* _Exercise details_
Filter out everything except lines holding "this".

══ Given data

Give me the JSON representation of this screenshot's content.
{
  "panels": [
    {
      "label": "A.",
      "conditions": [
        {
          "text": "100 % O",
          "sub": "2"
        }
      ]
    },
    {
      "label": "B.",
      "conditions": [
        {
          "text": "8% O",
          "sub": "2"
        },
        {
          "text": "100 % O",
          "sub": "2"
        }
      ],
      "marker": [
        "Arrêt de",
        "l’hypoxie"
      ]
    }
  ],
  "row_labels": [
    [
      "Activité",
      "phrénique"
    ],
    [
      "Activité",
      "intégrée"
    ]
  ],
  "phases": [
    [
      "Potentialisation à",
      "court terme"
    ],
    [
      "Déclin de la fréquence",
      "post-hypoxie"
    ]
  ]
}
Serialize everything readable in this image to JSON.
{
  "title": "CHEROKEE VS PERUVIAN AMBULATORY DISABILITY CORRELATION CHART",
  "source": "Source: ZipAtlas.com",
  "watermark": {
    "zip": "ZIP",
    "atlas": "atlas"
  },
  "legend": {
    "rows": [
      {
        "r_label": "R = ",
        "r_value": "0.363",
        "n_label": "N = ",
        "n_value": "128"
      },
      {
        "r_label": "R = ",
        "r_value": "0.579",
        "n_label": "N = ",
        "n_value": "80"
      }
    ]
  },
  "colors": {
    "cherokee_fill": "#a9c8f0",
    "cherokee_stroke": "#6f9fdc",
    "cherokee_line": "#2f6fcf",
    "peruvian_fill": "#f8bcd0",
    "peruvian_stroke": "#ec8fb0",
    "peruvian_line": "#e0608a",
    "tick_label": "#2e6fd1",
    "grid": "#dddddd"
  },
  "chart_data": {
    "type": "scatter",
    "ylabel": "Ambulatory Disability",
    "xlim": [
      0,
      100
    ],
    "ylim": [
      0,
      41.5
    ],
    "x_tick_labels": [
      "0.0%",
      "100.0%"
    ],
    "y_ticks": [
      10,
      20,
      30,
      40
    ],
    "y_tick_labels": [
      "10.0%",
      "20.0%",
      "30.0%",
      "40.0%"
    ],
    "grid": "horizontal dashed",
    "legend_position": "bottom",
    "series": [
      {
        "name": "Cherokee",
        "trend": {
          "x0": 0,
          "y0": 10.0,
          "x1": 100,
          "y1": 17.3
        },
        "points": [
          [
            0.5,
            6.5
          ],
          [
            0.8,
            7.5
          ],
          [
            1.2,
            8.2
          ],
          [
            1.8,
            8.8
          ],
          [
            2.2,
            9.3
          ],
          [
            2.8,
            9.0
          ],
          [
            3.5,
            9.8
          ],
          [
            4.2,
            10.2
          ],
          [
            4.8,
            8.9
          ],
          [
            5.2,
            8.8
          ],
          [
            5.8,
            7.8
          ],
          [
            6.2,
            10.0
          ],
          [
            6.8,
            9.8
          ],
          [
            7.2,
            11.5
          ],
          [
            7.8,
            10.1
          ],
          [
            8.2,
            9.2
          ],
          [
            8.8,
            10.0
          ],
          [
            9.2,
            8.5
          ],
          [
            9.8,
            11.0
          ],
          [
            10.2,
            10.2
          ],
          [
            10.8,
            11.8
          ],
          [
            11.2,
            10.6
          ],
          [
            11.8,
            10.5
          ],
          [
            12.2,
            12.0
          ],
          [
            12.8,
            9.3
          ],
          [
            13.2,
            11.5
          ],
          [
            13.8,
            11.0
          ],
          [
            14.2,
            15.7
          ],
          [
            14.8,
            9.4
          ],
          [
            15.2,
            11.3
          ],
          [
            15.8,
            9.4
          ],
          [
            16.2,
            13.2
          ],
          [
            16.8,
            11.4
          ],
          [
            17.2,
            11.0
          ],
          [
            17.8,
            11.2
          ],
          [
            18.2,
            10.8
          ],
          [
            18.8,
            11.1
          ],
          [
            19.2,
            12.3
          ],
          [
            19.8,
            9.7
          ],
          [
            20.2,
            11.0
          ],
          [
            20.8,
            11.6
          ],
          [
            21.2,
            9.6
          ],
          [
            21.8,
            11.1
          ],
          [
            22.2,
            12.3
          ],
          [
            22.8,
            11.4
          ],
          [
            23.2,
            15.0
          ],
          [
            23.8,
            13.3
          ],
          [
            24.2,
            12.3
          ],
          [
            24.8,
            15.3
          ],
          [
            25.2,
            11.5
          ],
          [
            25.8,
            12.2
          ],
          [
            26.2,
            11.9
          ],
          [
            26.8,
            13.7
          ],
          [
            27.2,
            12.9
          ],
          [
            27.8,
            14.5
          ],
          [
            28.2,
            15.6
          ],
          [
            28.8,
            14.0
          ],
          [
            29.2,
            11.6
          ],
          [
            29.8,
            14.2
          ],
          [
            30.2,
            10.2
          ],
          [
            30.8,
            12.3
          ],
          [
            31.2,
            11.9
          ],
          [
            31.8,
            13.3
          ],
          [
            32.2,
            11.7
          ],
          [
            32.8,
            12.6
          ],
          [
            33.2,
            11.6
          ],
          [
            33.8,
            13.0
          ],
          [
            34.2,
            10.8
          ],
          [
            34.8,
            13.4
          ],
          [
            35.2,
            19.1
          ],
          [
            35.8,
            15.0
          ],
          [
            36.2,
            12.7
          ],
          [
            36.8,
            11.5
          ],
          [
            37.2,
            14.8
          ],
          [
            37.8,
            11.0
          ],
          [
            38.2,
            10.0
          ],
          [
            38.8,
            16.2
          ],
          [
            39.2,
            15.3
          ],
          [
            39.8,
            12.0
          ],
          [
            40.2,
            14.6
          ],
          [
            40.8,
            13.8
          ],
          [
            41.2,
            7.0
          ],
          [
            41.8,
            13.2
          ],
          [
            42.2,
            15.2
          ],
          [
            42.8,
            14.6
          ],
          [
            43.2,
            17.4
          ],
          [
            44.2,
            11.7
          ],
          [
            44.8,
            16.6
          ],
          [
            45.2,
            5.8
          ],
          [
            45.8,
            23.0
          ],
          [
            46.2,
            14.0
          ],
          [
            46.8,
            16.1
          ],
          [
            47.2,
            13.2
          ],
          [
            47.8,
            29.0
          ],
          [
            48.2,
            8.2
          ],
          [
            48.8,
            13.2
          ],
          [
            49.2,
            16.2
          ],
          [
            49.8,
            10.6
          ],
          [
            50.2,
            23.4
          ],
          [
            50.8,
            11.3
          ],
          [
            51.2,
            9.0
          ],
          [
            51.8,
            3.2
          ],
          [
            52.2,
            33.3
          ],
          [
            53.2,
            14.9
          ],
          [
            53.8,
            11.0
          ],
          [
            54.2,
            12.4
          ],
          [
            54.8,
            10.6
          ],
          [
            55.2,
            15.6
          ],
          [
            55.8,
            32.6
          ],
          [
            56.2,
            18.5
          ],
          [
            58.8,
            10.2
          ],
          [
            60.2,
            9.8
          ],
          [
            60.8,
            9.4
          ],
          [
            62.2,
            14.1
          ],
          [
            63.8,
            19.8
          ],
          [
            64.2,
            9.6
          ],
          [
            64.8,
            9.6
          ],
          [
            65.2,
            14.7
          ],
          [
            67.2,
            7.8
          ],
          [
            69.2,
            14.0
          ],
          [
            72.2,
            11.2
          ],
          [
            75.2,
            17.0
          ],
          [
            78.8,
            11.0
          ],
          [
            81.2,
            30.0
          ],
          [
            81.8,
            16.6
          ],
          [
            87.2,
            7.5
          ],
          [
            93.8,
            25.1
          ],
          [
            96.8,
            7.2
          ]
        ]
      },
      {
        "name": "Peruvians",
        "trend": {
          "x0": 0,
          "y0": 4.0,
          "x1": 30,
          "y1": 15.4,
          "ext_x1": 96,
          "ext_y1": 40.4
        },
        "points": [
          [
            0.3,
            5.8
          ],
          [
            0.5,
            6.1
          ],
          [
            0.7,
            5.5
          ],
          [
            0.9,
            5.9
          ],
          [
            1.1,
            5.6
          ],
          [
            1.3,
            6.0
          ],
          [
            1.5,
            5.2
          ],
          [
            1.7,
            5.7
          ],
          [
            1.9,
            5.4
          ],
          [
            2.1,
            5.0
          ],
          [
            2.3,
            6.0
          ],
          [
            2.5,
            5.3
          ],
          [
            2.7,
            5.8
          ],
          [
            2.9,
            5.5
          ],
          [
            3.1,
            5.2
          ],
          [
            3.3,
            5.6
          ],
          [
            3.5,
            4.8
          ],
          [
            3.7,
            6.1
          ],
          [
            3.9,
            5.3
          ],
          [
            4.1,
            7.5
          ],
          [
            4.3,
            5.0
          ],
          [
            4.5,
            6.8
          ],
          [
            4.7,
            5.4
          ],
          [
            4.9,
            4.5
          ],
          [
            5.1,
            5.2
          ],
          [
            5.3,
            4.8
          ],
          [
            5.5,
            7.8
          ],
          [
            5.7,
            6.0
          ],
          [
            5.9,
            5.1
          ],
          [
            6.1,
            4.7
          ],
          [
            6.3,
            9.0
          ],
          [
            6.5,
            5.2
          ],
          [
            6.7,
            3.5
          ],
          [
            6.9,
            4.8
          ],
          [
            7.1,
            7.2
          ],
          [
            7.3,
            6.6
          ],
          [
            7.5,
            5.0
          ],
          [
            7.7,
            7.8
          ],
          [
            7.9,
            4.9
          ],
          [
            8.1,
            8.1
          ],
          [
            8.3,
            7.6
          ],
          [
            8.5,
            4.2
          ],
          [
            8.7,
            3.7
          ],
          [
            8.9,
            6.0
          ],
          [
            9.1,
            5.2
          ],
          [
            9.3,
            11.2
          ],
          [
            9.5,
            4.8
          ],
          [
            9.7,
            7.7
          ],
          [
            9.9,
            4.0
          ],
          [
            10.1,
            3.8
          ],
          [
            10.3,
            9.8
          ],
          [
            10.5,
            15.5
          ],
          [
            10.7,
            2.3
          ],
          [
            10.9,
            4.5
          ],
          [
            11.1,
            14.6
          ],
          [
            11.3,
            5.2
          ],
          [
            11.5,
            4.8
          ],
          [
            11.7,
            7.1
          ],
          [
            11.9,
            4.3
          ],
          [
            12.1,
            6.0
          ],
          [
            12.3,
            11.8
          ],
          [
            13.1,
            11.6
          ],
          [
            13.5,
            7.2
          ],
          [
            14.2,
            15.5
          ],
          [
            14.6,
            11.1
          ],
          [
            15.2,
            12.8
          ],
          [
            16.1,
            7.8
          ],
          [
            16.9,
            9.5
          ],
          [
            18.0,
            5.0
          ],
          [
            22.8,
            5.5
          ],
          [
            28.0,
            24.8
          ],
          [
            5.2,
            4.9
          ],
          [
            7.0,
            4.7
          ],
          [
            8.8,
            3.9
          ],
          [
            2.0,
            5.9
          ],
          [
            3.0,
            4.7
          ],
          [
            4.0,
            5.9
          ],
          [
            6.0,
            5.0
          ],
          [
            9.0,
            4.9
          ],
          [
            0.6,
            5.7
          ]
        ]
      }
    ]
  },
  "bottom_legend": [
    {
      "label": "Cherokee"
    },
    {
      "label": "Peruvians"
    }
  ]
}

════

* _Response to the exercise_
Give me the JSON representation of this screenshot's content.
Serialize everything readable in this image to JSON.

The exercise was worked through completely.